## GIVEN INSTRUCTION
Without the pictures, return all of the material exactly as written.

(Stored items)
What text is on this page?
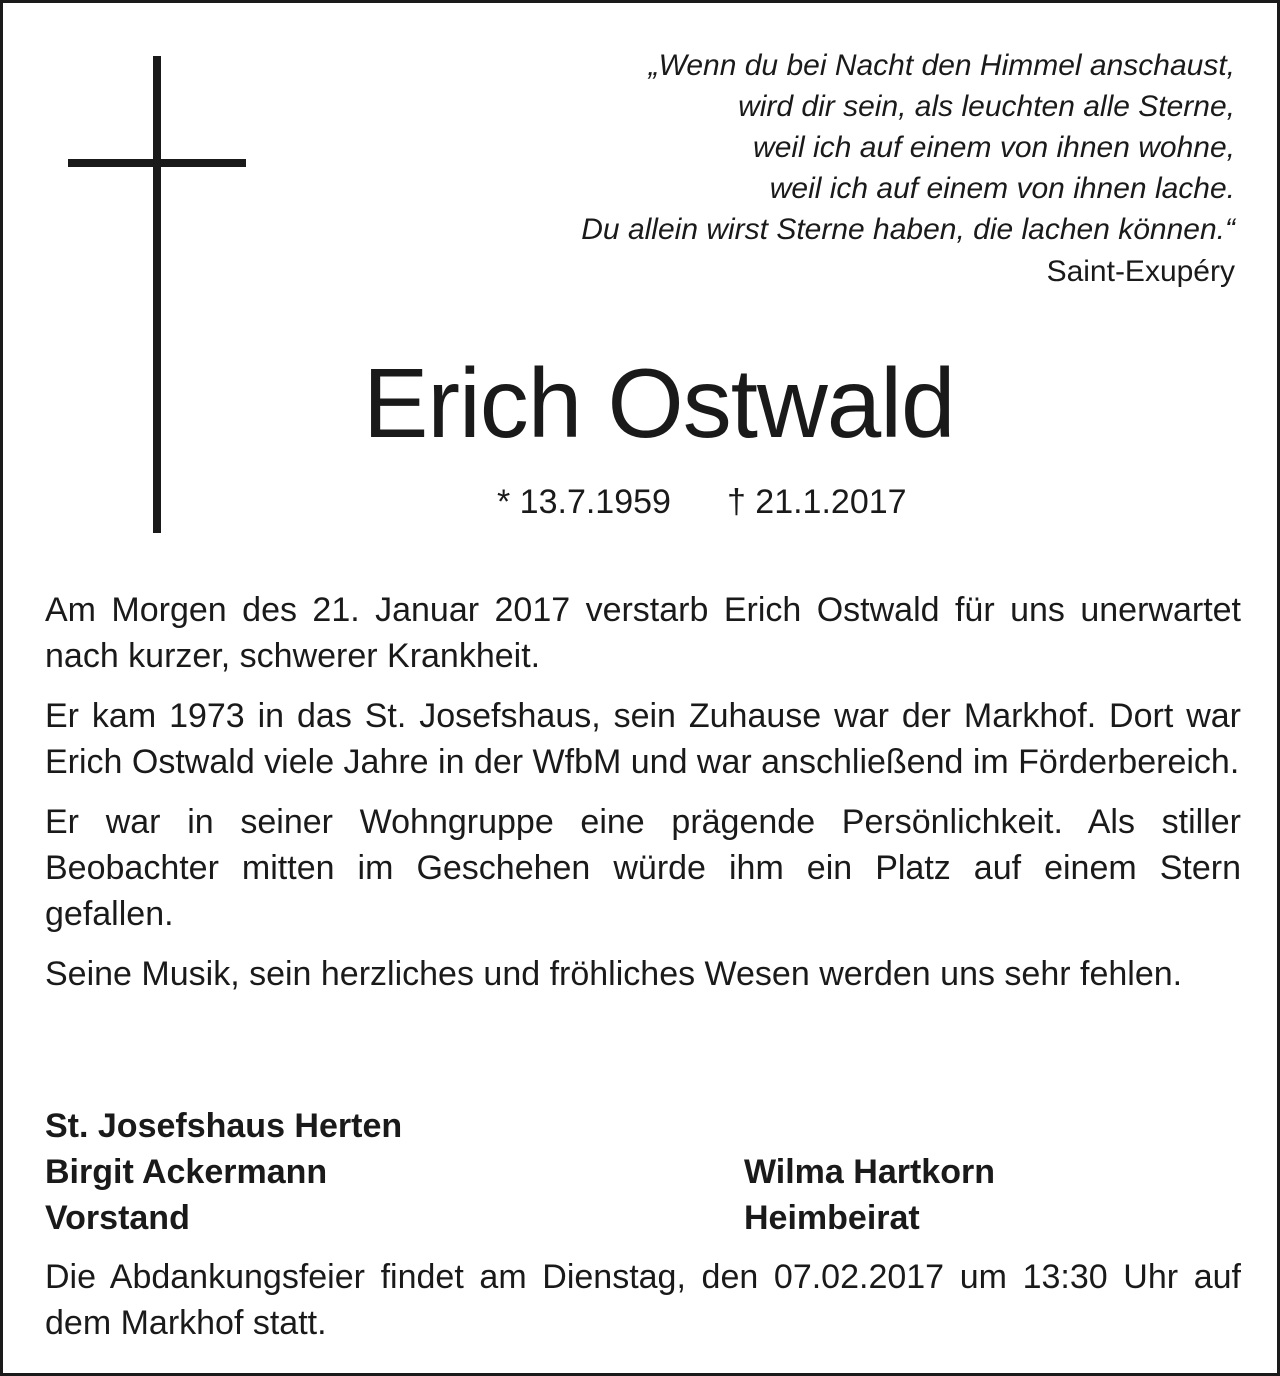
„Wenn du bei Nacht den Himmel anschaust,
wird dir sein, als leuchten alle Sterne,
weil ich auf einem von ihnen wohne,
weil ich auf einem von ihnen lache.
Du allein wirst Sterne haben, die lachen können.“
Saint-Exupéry
Erich Ostwald
* 13.7.1959 † 21.1.2017

Am Morgen des 21. Januar 2017 verstarb Erich Ostwald für uns unerwartet nach kurzer, schwerer Krankheit.

Er kam 1973 in das St. Josefshaus, sein Zuhause war der Markhof. Dort war Erich Ostwald viele Jahre in der WfbM und war anschließend im Förderbereich.

Er war in seiner Wohngruppe eine prägende Persönlichkeit. Als stiller Beobachter mitten im Geschehen würde ihm ein Platz auf einem Stern gefallen.

Seine Musik, sein herzliches und fröhliches Wesen werden uns sehr fehlen.

St. Josefshaus Herten
Birgit Ackermann
Vorstand
Wilma Hartkorn
Heimbeirat

Die Abdankungsfeier findet am Dienstag, den 07.02.2017 um 13:30 Uhr auf dem Markhof statt.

## EXERCISE RESPONSE
What text is on this page?
„Wenn du bei Nacht den Himmel anschaust,
wird dir sein, als leuchten alle Sterne,
weil ich auf einem von ihnen wohne,
weil ich auf einem von ihnen lache.
Du allein wirst Sterne haben, die lachen können.“
Saint-Exupéry
Erich Ostwald
* 13.7.1959 † 21.1.2017

Am Morgen des 21. Januar 2017 verstarb Erich Ostwald für uns unerwartet nach kurzer, schwerer Krankheit.

Er kam 1973 in das St. Josefshaus, sein Zuhause war der Markhof. Dort war Erich Ostwald viele Jahre in der WfbM und war anschließend im Förderbereich.

Er war in seiner Wohngruppe eine prägende Persönlichkeit. Als stiller Beobachter mitten im Geschehen würde ihm ein Platz auf einem Stern gefallen.

Seine Musik, sein herzliches und fröhliches Wesen werden uns sehr fehlen.

St. Josefshaus Herten
Birgit Ackermann
Vorstand
Wilma Hartkorn
Heimbeirat

Die Abdankungsfeier findet am Dienstag, den 07.02.2017 um 13:30 Uhr auf dem Markhof statt.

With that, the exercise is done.